■ **Written instruction**
Restate the material word for word and leave out anything that is a picture.

** START OF Supplied records **

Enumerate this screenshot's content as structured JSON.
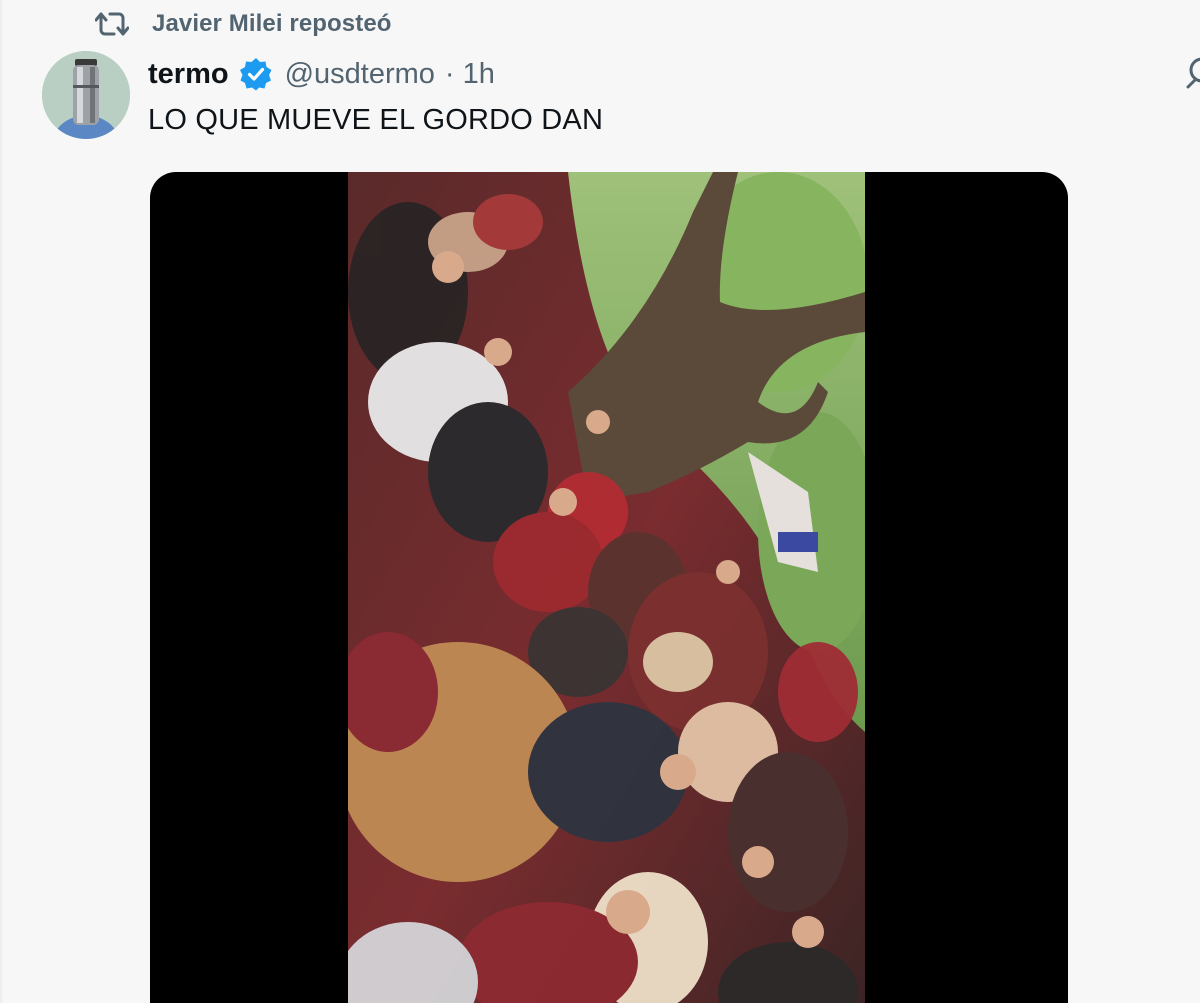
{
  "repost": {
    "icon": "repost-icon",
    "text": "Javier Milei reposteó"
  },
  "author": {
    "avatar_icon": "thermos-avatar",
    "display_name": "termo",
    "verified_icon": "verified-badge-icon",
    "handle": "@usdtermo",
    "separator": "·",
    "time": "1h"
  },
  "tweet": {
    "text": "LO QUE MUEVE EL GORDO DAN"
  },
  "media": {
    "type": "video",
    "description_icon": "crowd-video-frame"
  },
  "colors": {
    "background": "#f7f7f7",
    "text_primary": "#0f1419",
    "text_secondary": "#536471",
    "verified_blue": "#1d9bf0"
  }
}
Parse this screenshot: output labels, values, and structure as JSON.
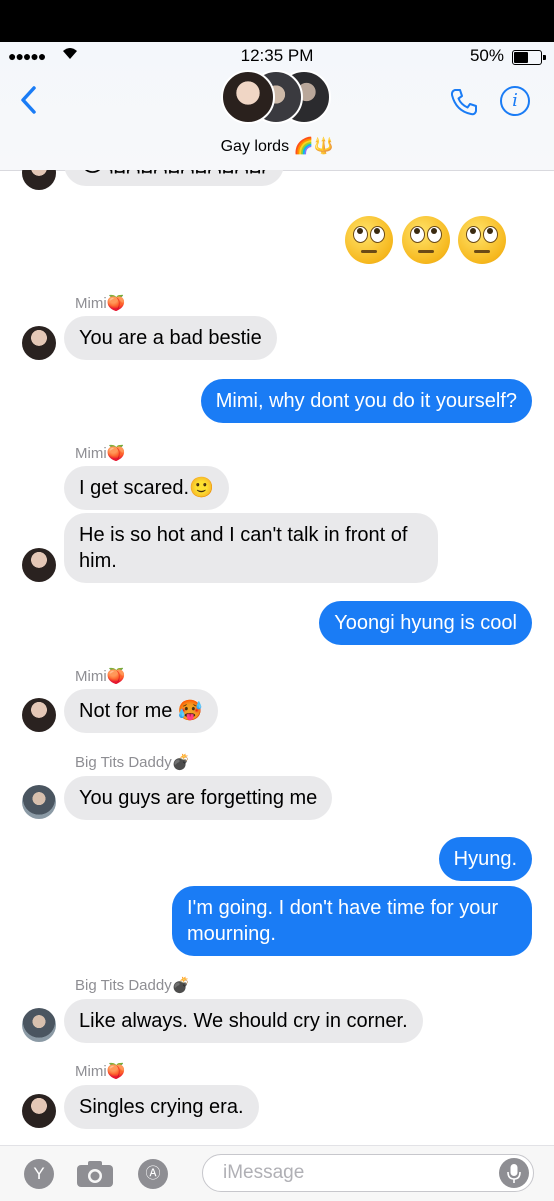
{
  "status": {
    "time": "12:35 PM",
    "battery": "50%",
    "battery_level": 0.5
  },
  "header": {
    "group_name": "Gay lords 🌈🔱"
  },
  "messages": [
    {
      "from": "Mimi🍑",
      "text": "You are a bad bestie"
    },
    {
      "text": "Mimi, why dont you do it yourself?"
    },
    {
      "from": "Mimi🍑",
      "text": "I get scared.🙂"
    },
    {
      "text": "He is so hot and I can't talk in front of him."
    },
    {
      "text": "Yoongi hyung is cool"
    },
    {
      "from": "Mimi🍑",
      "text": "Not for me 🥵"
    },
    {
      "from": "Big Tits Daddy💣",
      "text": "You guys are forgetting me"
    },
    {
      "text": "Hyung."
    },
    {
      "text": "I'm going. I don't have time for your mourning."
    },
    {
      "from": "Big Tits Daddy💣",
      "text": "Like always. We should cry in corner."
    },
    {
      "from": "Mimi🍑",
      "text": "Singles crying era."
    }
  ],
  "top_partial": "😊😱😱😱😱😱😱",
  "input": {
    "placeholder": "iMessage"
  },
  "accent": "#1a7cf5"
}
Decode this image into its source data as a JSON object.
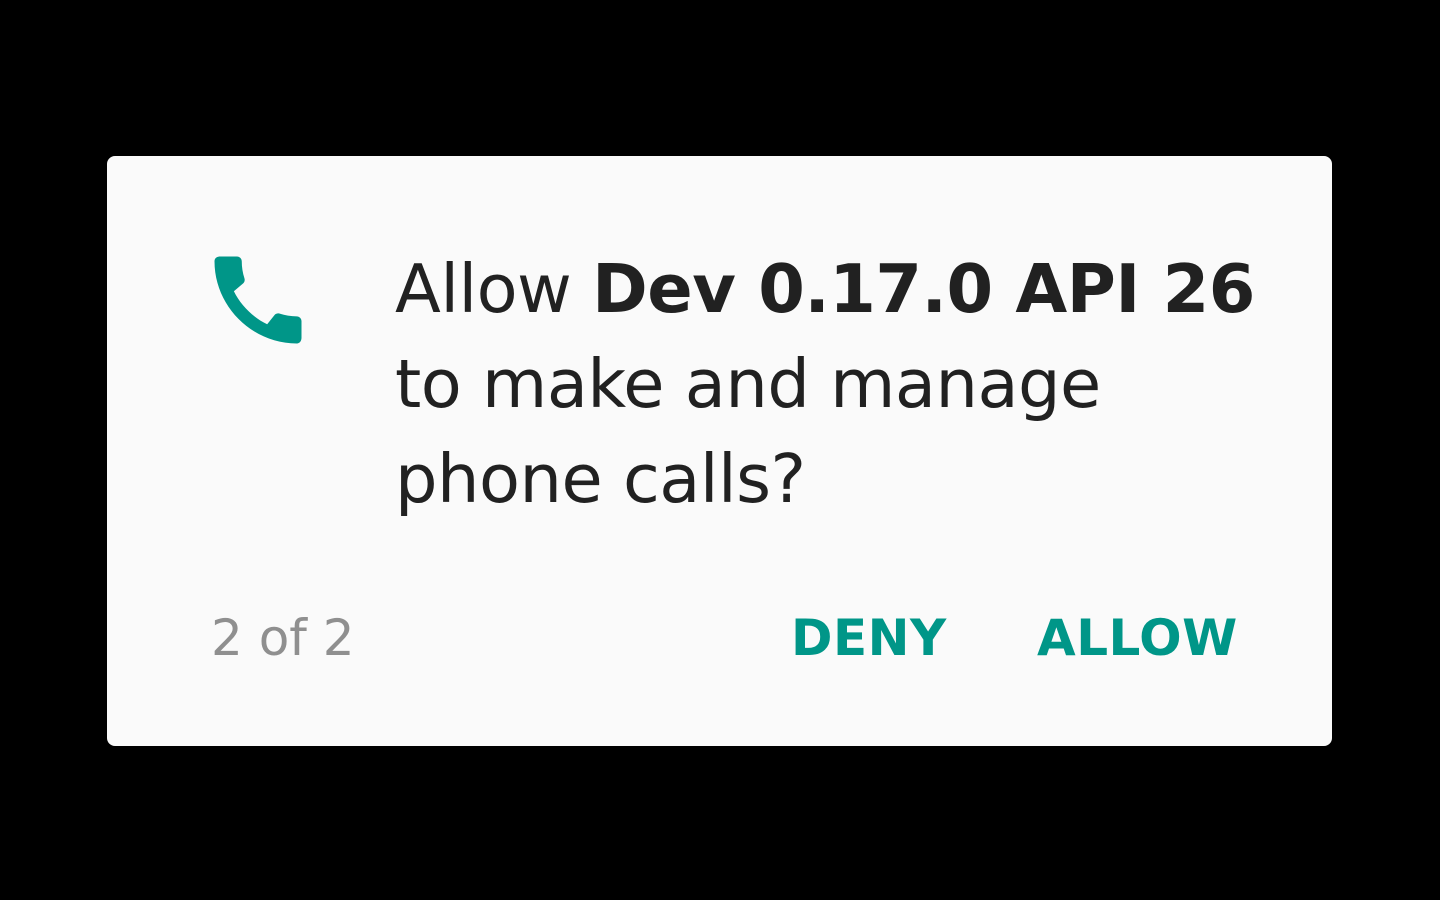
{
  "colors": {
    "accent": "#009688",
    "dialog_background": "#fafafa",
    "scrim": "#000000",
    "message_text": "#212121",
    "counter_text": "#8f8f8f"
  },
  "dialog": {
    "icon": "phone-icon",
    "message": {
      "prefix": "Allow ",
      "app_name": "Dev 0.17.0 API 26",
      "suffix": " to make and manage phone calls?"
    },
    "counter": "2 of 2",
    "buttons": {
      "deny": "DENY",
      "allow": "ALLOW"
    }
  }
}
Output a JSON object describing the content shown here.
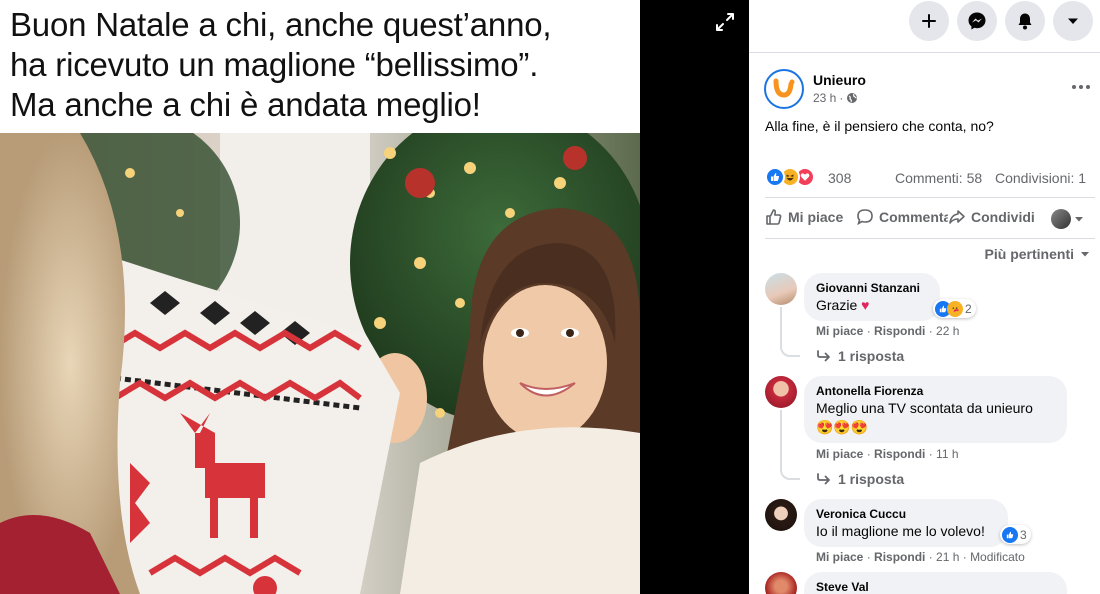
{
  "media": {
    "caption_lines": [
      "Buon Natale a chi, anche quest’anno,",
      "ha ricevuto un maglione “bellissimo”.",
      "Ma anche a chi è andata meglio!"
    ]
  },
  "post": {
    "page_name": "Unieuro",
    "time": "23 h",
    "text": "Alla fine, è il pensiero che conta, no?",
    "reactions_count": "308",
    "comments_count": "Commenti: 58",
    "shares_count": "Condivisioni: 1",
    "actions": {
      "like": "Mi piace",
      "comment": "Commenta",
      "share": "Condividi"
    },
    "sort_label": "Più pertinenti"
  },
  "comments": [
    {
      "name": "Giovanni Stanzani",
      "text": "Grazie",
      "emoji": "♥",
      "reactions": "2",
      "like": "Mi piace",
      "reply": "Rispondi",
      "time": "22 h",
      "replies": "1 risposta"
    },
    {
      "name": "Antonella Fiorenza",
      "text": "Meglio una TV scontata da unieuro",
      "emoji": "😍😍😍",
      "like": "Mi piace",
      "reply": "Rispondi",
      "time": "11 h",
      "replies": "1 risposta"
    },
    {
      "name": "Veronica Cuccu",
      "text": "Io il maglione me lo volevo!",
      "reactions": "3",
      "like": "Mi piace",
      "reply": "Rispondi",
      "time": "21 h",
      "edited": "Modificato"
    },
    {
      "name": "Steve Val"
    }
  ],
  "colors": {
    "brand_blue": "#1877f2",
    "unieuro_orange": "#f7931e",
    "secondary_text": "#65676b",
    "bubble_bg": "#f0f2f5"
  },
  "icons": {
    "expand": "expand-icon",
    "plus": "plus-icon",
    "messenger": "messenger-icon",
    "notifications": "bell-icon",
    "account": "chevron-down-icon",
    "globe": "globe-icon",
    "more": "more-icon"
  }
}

** END OF Supplied records **

■ **Solution to the exercise**
Enumerate this screenshot's content as structured JSON.
{
  "repost": {
    "icon": "repost-icon",
    "text": "Javier Milei reposteó"
  },
  "author": {
    "avatar_icon": "thermos-avatar",
    "display_name": "termo",
    "verified_icon": "verified-badge-icon",
    "handle": "@usdtermo",
    "separator": "·",
    "time": "1h"
  },
  "tweet": {
    "text": "LO QUE MUEVE EL GORDO DAN"
  },
  "media": {
    "type": "video",
    "description_icon": "crowd-video-frame"
  },
  "colors": {
    "background": "#f7f7f7",
    "text_primary": "#0f1419",
    "text_secondary": "#536471",
    "verified_blue": "#1d9bf0"
  }
}
Parse this screenshot: output labels, values, and structure as JSON.
{
  "status": {
    "time": "12:35 PM",
    "battery": "50%",
    "battery_level": 0.5
  },
  "header": {
    "group_name": "Gay lords 🌈🔱"
  },
  "messages": [
    {
      "from": "Mimi🍑",
      "text": "You are a bad bestie"
    },
    {
      "text": "Mimi, why dont you do it yourself?"
    },
    {
      "from": "Mimi🍑",
      "text": "I get scared.🙂"
    },
    {
      "text": "He is so hot and I can't talk in front of him."
    },
    {
      "text": "Yoongi hyung is cool"
    },
    {
      "from": "Mimi🍑",
      "text": "Not for me 🥵"
    },
    {
      "from": "Big Tits Daddy💣",
      "text": "You guys are forgetting me"
    },
    {
      "text": "Hyung."
    },
    {
      "text": "I'm going. I don't have time for your mourning."
    },
    {
      "from": "Big Tits Daddy💣",
      "text": "Like always. We should cry in corner."
    },
    {
      "from": "Mimi🍑",
      "text": "Singles crying era."
    }
  ],
  "top_partial": "😊😱😱😱😱😱😱",
  "input": {
    "placeholder": "iMessage"
  },
  "accent": "#1a7cf5"
}
Decode this image into its source data as a JSON object.
{
  "colors": {
    "accent": "#009688",
    "dialog_background": "#fafafa",
    "scrim": "#000000",
    "message_text": "#212121",
    "counter_text": "#8f8f8f"
  },
  "dialog": {
    "icon": "phone-icon",
    "message": {
      "prefix": "Allow ",
      "app_name": "Dev 0.17.0 API 26",
      "suffix": " to make and manage phone calls?"
    },
    "counter": "2 of 2",
    "buttons": {
      "deny": "DENY",
      "allow": "ALLOW"
    }
  }
}
Output a JSON object describing the content shown here.
{
  "media": {
    "caption_lines": [
      "Buon Natale a chi, anche quest’anno,",
      "ha ricevuto un maglione “bellissimo”.",
      "Ma anche a chi è andata meglio!"
    ]
  },
  "post": {
    "page_name": "Unieuro",
    "time": "23 h",
    "text": "Alla fine, è il pensiero che conta, no?",
    "reactions_count": "308",
    "comments_count": "Commenti: 58",
    "shares_count": "Condivisioni: 1",
    "actions": {
      "like": "Mi piace",
      "comment": "Commenta",
      "share": "Condividi"
    },
    "sort_label": "Più pertinenti"
  },
  "comments": [
    {
      "name": "Giovanni Stanzani",
      "text": "Grazie",
      "emoji": "♥",
      "reactions": "2",
      "like": "Mi piace",
      "reply": "Rispondi",
      "time": "22 h",
      "replies": "1 risposta"
    },
    {
      "name": "Antonella Fiorenza",
      "text": "Meglio una TV scontata da unieuro",
      "emoji": "😍😍😍",
      "like": "Mi piace",
      "reply": "Rispondi",
      "time": "11 h",
      "replies": "1 risposta"
    },
    {
      "name": "Veronica Cuccu",
      "text": "Io il maglione me lo volevo!",
      "reactions": "3",
      "like": "Mi piace",
      "reply": "Rispondi",
      "time": "21 h",
      "edited": "Modificato"
    },
    {
      "name": "Steve Val"
    }
  ],
  "colors": {
    "brand_blue": "#1877f2",
    "unieuro_orange": "#f7931e",
    "secondary_text": "#65676b",
    "bubble_bg": "#f0f2f5"
  },
  "icons": {
    "expand": "expand-icon",
    "plus": "plus-icon",
    "messenger": "messenger-icon",
    "notifications": "bell-icon",
    "account": "chevron-down-icon",
    "globe": "globe-icon",
    "more": "more-icon"
  }
}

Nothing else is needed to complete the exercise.